**To be done**
From the listing below, select every line where the word "grupos" appears.
## Start Supplied information
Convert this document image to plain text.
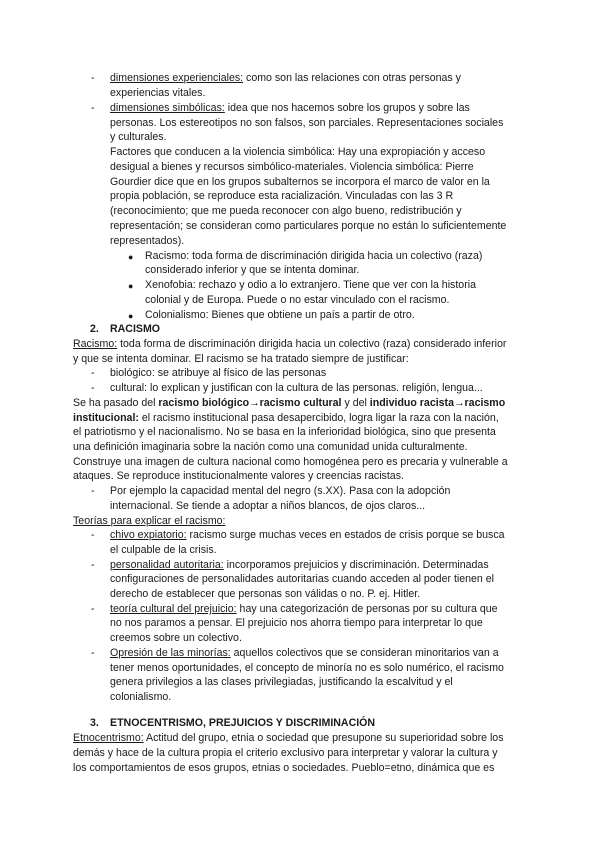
- dimensiones experienciales: como son las relaciones con otras personas y
experiencias vitales.
- dimensiones simbólicas: idea que nos hacemos sobre los grupos y sobre las
personas. Los estereotipos no son falsos, son parciales. Representaciones sociales
y culturales.
Factores que conducen a la violencia simbólica: Hay una expropiación y acceso
desigual a bienes y recursos simbólico-materiales. Violencia simbólica: Pierre
Gourdier dice que en los grupos subalternos se incorpora el marco de valor en la
propia población, se reproduce esta racialización. Vinculadas con las 3 R
(reconocimiento; que me pueda reconocer con algo bueno, redistribución y
representación; se consideran como particulares porque no están lo suficientemente
representados).
● Racismo: toda forma de discriminación dirigida hacia un colectivo (raza)
considerado inferior y que se intenta dominar.
● Xenofobia: rechazo y odio a lo extranjero. Tiene que ver con la historia
colonial y de Europa. Puede o no estar vinculado con el racismo.
● Colonialismo: Bienes que obtiene un país a partir de otro.
2. RACISMO
Racismo: toda forma de discriminación dirigida hacia un colectivo (raza) considerado inferior
y que se intenta dominar. El racismo se ha tratado siempre de justificar:
- biológico: se atribuye al físico de las personas
- cultural: lo explican y justifican con la cultura de las personas. religión, lengua...
Se ha pasado del racismo biológico→racismo cultural y del individuo racista→racismo
institucional: el racismo institucional pasa desapercibido, logra ligar la raza con la nación,
el patriotismo y el nacionalismo. No se basa en la inferioridad biológica, sino que presenta
una definición imaginaria sobre la nación como una comunidad unida culturalmente.
Construye una imagen de cultura nacional como homogénea pero es precaria y vulnerable a
ataques. Se reproduce institucionalmente valores y creencias racistas.
- Por ejemplo la capacidad mental del negro (s.XX). Pasa con la adopción
internacional. Se tiende a adoptar a niños blancos, de ojos claros...
Teorías para explicar el racismo:
- chivo expiatorio: racismo surge muchas veces en estados de crisis porque se busca
el culpable de la crisis.
- personalidad autoritaria: incorporamos prejuicios y discriminación. Determinadas
configuraciones de personalidades autoritarias cuando acceden al poder tienen el
derecho de establecer que personas son válidas o no. P. ej. Hitler.
- teoría cultural del prejuicio: hay una categorización de personas por su cultura que
no nos paramos a pensar. El prejuicio nos ahorra tiempo para interpretar lo que
creemos sobre un colectivo.
- Opresión de las minorías: aquellos colectivos que se consideran minoritarios van a
tener menos oportunidades, el concepto de minoría no es solo numérico, el racismo
genera privilegios a las clases privilegiadas, justificando la escalvitud y el
colonialismo.
3. ETNOCENTRISMO, PREJUICIOS Y DISCRIMINACIÓN
Etnocentrismo: Actitud del grupo, etnia o sociedad que presupone su superioridad sobre los
demás y hace de la cultura propia el criterio exclusivo para interpretar y valorar la cultura y
los comportamientos de esos grupos, etnias o sociedades. Pueblo=etno, dinámica que es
## End Supplied information
**Finished answer**
- dimensiones simbólicas: idea que nos hacemos sobre los grupos y sobre las
Gourdier dice que en los grupos subalternos se incorpora el marco de valor en la
los comportamientos de esos grupos, etnias o sociedades. Pueblo=etno, dinámica que es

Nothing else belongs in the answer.